Gather each line of the records where "года" appears.
== Data excerpts
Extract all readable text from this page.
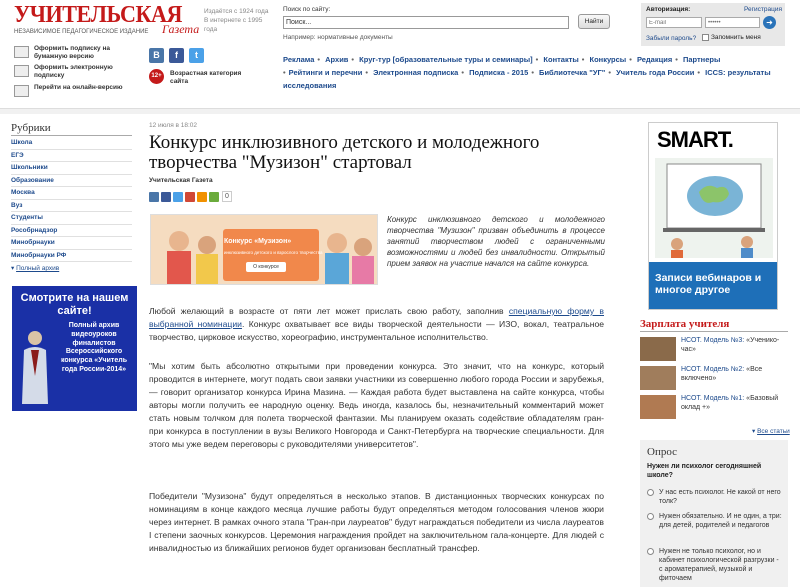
УЧИТЕЛЬСКАЯ
НЕЗАВИСИМОЕ ПЕДАГОГИЧЕСКОЕ ИЗДАНИЕ	Газета
Издаётся с 1924 года
В интернете с 1995 года
Оформить подписку на бумажную версию
Оформить электронную подписку
Перейти на онлайн-версию
B	f	t
12+	Возрастная категория сайта
Поиск по сайту:
Поиск...
Найти
Например: нормативные документы
Авторизация:	Регистрация
E-mail
••••••
➜
Забыли пароль? Запомнить меня
Реклама • Архив • Круг-тур [образовательные туры и семинары] • Контакты • Конкурсы • Редакция • Партнеры
• Рейтинги и перечни • Электронная подписка • Подписка - 2015 • Библиотечка "УГ" • Учитель года России • ICCS: результаты исследования
Рубрики
Школа
ЕГЭ
Школьники
Образование
Москва
Вуз
Студенты
Рособрнадзор
Минобрнауки
Минобрнауки РФ
▾ Полный архив
Смотрите на нашем сайте!
Полный архив видеоуроков финалистов Всероссийского конкурса «Учитель года России-2014»
12 июля в 18:02
Конкурс инклюзивного детского и молодежного творчества "Музизон" стартовал
Учительская Газета
0
Конкурс «Музизон»
инклюзивного детского и взрослого творчества
О конкурсе
Конкурс инклюзивного детского и молодежного творчества "Музизон" призван объединить в процессе занятий творчеством людей с ограниченными возможностями и людей без инвалидности. Открытый прием заявок на участие начался на сайте конкурса.

Любой желающий в возрасте от пяти лет может прислать свою работу, заполнив специальную форму в выбранной номинации. Конкурс охватывает все виды творческой деятельности — ИЗО, вокал, театральное творчество, цирковое искусство, хореографию, инструментальное исполнительство.

"Мы хотим быть абсолютно открытыми при проведении конкурса. Это значит, что на конкурс, который проводится в интернете, могут подать свои заявки участники из совершенно любого города России и зарубежья, — говорит организатор конкурса Ирина Мазина. — Каждая работа будет выставлена на сайте конкурса, чтобы авторы могли получить ее народную оценку. Ведь иногда, казалось бы, незначительный комментарий может стать новым толчком для полета творческой фантазии. Мы планируем оказать содействие обладателям гран-при конкурса в поступлении в вузы Великого Новгорода и Санкт-Петербурга на творческие специальности. Для этого мы уже ведем переговоры с руководителями университетов".

Победители "Музизона" будут определяться в несколько этапов. В дистанционных творческих конкурсах по номинациям в конце каждого месяца лучшие работы будут определяться методом голосования членов жюри через интернет. В рамках очного этапа "Гран-при лауреатов" будут награждаться победители из числа лауреатов I степени заочных конкурсов. Церемония награждения пройдет на заключительном гала-концерте. Для людей с инвалидностью из ближайших регионов будет организован бесплатный трансфер.

SMART.
Записи вебинаров и многое другое
Зарплата учителя
НСОТ. Модель №3: «Ученико-час»
НСОТ. Модель №2: «Все включено»
НСОТ. Модель №1: «Базовый оклад +»
▾ Все статьи
Опрос
Нужен ли психолог сегодняшней школе?
У нас есть психолог. Не какой от него толк?
Нужен обязательно. И не один, а три: для детей, родителей и педагогов
Нужен не только психолог, но и кабинет психологической разгрузки - с ароматерапией, музыкой и фиточаем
====
(Answer below)
Издаётся с 1924 года
В интернете с 1995 года
• Рейтинги и перечни • Электронная подписка • Подписка - 2015 • Библиотечка "УГ" • Учитель года России • ICCS: результаты исследования
Полный архив видеоуроков финалистов Всероссийского конкурса «Учитель года России-2014»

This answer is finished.